[Data entries for graphics]
#####

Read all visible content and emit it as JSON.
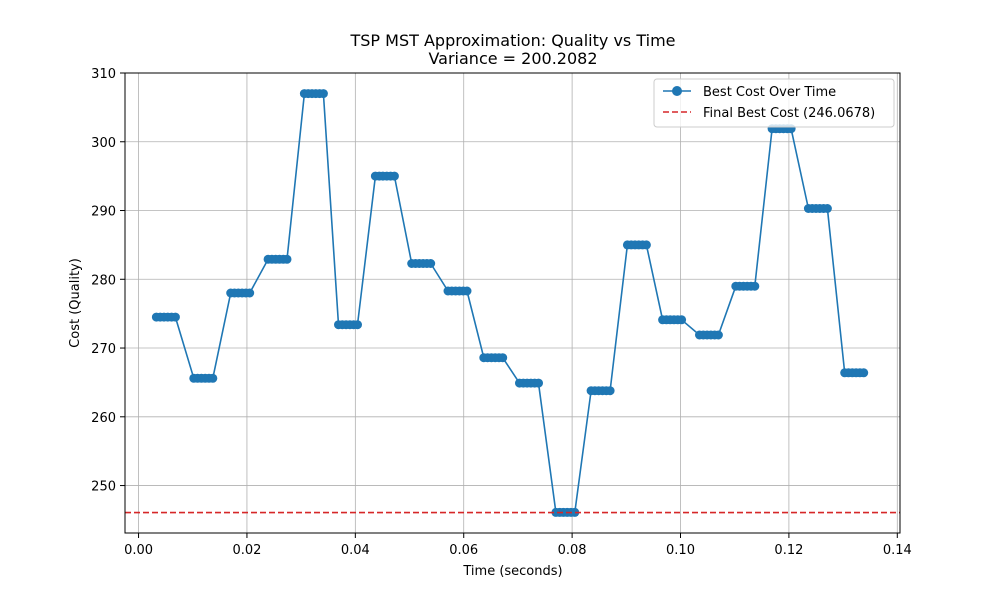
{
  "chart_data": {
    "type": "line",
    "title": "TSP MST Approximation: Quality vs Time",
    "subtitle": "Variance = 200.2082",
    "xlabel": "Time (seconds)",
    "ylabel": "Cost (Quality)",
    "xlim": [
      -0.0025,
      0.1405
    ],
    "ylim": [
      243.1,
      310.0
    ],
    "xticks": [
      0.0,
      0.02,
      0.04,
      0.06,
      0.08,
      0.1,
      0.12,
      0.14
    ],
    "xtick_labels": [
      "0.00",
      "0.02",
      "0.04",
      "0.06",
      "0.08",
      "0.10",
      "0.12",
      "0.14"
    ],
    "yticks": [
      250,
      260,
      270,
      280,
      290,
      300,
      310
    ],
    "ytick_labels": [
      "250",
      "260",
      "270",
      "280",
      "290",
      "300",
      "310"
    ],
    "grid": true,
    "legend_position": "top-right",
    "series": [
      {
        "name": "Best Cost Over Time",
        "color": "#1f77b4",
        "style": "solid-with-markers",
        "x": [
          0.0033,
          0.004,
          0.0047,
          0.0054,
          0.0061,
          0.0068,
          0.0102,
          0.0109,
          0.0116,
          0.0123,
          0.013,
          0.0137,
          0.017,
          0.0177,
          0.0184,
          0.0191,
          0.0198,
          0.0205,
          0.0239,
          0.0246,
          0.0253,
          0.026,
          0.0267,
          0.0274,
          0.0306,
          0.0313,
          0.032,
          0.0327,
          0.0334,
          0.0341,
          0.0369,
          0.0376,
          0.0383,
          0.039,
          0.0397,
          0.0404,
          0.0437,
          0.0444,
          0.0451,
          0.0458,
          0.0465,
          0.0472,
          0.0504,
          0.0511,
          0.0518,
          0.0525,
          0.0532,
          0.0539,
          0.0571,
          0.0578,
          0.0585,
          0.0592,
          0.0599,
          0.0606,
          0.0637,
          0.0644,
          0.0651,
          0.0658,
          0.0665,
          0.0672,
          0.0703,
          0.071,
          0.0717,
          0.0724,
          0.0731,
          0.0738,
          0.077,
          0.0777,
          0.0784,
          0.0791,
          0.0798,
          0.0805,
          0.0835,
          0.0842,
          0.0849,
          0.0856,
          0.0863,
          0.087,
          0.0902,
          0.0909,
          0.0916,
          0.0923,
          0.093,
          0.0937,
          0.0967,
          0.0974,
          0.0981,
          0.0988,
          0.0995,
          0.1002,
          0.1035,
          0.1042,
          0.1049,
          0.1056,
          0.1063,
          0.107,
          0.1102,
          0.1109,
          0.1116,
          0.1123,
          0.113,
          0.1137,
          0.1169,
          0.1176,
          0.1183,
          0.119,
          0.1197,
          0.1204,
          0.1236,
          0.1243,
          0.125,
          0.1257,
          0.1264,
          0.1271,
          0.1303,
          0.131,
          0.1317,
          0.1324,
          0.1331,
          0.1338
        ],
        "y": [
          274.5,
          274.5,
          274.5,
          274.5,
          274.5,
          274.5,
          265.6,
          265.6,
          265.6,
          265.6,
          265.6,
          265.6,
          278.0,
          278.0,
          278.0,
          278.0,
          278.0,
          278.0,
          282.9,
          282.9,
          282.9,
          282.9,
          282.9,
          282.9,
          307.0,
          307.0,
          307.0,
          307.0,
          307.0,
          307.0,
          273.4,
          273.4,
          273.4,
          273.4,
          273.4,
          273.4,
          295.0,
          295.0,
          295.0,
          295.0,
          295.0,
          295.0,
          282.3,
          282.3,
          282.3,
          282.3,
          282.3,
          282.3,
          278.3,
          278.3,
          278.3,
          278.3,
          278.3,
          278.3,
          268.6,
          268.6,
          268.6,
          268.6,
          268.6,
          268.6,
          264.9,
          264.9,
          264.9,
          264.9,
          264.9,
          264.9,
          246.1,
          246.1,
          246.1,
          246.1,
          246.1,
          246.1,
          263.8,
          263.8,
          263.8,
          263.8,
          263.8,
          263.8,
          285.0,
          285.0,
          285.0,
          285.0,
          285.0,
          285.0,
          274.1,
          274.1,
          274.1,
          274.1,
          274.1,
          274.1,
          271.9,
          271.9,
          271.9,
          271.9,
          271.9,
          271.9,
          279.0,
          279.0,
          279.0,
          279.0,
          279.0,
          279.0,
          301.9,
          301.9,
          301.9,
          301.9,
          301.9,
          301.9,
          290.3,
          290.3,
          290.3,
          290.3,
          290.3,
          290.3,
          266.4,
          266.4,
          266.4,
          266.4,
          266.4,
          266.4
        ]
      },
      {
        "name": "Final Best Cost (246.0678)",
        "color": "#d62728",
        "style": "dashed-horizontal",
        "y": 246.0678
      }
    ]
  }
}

#####

Each line in the entries above that includes the string "Quality" should be extracted.

Exercise response
    "title": "TSP MST Approximation: Quality vs Time",
    "ylabel": "Cost (Quality)",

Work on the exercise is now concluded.